Stored data

··········

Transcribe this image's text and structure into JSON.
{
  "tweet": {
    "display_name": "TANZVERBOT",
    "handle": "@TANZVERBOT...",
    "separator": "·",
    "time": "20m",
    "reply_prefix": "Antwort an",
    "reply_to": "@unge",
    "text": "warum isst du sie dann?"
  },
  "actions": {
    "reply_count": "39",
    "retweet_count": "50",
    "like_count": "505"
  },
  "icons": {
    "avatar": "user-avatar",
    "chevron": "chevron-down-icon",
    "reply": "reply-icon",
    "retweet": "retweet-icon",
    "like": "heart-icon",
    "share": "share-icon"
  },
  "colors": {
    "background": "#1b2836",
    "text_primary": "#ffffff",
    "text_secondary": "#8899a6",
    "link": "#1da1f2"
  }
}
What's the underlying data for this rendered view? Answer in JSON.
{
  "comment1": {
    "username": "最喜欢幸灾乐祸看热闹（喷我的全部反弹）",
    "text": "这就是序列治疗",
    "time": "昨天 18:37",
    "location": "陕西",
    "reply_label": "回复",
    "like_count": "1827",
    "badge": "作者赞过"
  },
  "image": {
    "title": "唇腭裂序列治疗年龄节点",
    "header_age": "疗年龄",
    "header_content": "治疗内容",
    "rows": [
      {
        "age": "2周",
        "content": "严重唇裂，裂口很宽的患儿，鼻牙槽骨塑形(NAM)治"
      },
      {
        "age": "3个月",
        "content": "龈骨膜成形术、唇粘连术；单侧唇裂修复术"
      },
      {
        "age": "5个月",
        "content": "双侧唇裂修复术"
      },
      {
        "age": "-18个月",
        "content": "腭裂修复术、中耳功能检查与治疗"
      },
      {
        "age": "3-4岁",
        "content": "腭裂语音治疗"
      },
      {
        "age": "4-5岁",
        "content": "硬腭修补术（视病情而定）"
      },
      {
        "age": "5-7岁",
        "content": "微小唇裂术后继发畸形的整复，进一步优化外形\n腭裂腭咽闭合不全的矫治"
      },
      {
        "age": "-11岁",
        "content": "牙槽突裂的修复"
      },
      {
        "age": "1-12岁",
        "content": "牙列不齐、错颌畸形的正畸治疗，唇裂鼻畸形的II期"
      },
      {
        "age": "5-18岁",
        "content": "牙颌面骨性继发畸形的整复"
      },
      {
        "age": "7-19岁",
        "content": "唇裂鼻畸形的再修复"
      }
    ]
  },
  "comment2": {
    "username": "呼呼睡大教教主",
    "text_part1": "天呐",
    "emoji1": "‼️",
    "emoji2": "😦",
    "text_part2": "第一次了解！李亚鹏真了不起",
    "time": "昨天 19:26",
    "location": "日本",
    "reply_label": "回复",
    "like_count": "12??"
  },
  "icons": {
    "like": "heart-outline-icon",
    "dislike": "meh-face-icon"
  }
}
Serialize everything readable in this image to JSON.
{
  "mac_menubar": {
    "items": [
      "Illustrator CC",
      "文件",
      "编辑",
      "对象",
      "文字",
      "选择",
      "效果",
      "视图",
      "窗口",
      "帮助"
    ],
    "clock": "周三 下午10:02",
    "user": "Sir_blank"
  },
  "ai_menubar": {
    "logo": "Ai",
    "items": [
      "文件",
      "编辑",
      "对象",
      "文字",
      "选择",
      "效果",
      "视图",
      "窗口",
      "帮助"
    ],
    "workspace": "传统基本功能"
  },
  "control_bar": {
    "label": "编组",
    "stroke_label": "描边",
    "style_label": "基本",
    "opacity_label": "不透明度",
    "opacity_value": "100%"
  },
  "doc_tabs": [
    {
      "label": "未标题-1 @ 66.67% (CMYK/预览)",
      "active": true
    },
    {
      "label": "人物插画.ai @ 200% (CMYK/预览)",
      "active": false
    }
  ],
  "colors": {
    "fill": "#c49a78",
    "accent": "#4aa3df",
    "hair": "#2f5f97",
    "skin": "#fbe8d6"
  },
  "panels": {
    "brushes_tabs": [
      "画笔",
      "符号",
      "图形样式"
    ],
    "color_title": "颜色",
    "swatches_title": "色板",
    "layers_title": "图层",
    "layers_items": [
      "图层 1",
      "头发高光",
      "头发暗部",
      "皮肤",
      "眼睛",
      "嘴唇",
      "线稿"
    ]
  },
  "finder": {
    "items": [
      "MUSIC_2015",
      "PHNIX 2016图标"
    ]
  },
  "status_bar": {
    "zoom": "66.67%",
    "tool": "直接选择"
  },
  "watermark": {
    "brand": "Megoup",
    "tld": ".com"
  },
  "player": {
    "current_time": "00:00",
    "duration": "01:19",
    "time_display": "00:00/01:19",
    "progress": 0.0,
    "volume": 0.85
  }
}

··········

Goal of the exercise: Give back the whole listing exactly as it reads.

Response to this exercise:
Transcribe this image's text and structure into JSON.
{
  "tweet": {
    "display_name": "TANZVERBOT",
    "handle": "@TANZVERBOT...",
    "separator": "·",
    "time": "20m",
    "reply_prefix": "Antwort an",
    "reply_to": "@unge",
    "text": "warum isst du sie dann?"
  },
  "actions": {
    "reply_count": "39",
    "retweet_count": "50",
    "like_count": "505"
  },
  "icons": {
    "avatar": "user-avatar",
    "chevron": "chevron-down-icon",
    "reply": "reply-icon",
    "retweet": "retweet-icon",
    "like": "heart-icon",
    "share": "share-icon"
  },
  "colors": {
    "background": "#1b2836",
    "text_primary": "#ffffff",
    "text_secondary": "#8899a6",
    "link": "#1da1f2"
  }
}
What's the underlying data for this rendered view? Answer in JSON.
{
  "comment1": {
    "username": "最喜欢幸灾乐祸看热闹（喷我的全部反弹）",
    "text": "这就是序列治疗",
    "time": "昨天 18:37",
    "location": "陕西",
    "reply_label": "回复",
    "like_count": "1827",
    "badge": "作者赞过"
  },
  "image": {
    "title": "唇腭裂序列治疗年龄节点",
    "header_age": "疗年龄",
    "header_content": "治疗内容",
    "rows": [
      {
        "age": "2周",
        "content": "严重唇裂，裂口很宽的患儿，鼻牙槽骨塑形(NAM)治"
      },
      {
        "age": "3个月",
        "content": "龈骨膜成形术、唇粘连术；单侧唇裂修复术"
      },
      {
        "age": "5个月",
        "content": "双侧唇裂修复术"
      },
      {
        "age": "-18个月",
        "content": "腭裂修复术、中耳功能检查与治疗"
      },
      {
        "age": "3-4岁",
        "content": "腭裂语音治疗"
      },
      {
        "age": "4-5岁",
        "content": "硬腭修补术（视病情而定）"
      },
      {
        "age": "5-7岁",
        "content": "微小唇裂术后继发畸形的整复，进一步优化外形\n腭裂腭咽闭合不全的矫治"
      },
      {
        "age": "-11岁",
        "content": "牙槽突裂的修复"
      },
      {
        "age": "1-12岁",
        "content": "牙列不齐、错颌畸形的正畸治疗，唇裂鼻畸形的II期"
      },
      {
        "age": "5-18岁",
        "content": "牙颌面骨性继发畸形的整复"
      },
      {
        "age": "7-19岁",
        "content": "唇裂鼻畸形的再修复"
      }
    ]
  },
  "comment2": {
    "username": "呼呼睡大教教主",
    "text_part1": "天呐",
    "emoji1": "‼️",
    "emoji2": "😦",
    "text_part2": "第一次了解！李亚鹏真了不起",
    "time": "昨天 19:26",
    "location": "日本",
    "reply_label": "回复",
    "like_count": "12??"
  },
  "icons": {
    "like": "heart-outline-icon",
    "dislike": "meh-face-icon"
  }
}
Serialize everything readable in this image to JSON.
{
  "mac_menubar": {
    "items": [
      "Illustrator CC",
      "文件",
      "编辑",
      "对象",
      "文字",
      "选择",
      "效果",
      "视图",
      "窗口",
      "帮助"
    ],
    "clock": "周三 下午10:02",
    "user": "Sir_blank"
  },
  "ai_menubar": {
    "logo": "Ai",
    "items": [
      "文件",
      "编辑",
      "对象",
      "文字",
      "选择",
      "效果",
      "视图",
      "窗口",
      "帮助"
    ],
    "workspace": "传统基本功能"
  },
  "control_bar": {
    "label": "编组",
    "stroke_label": "描边",
    "style_label": "基本",
    "opacity_label": "不透明度",
    "opacity_value": "100%"
  },
  "doc_tabs": [
    {
      "label": "未标题-1 @ 66.67% (CMYK/预览)",
      "active": true
    },
    {
      "label": "人物插画.ai @ 200% (CMYK/预览)",
      "active": false
    }
  ],
  "colors": {
    "fill": "#c49a78",
    "accent": "#4aa3df",
    "hair": "#2f5f97",
    "skin": "#fbe8d6"
  },
  "panels": {
    "brushes_tabs": [
      "画笔",
      "符号",
      "图形样式"
    ],
    "color_title": "颜色",
    "swatches_title": "色板",
    "layers_title": "图层",
    "layers_items": [
      "图层 1",
      "头发高光",
      "头发暗部",
      "皮肤",
      "眼睛",
      "嘴唇",
      "线稿"
    ]
  },
  "finder": {
    "items": [
      "MUSIC_2015",
      "PHNIX 2016图标"
    ]
  },
  "status_bar": {
    "zoom": "66.67%",
    "tool": "直接选择"
  },
  "watermark": {
    "brand": "Megoup",
    "tld": ".com"
  },
  "player": {
    "current_time": "00:00",
    "duration": "01:19",
    "time_display": "00:00/01:19",
    "progress": 0.0,
    "volume": 0.85
  }
}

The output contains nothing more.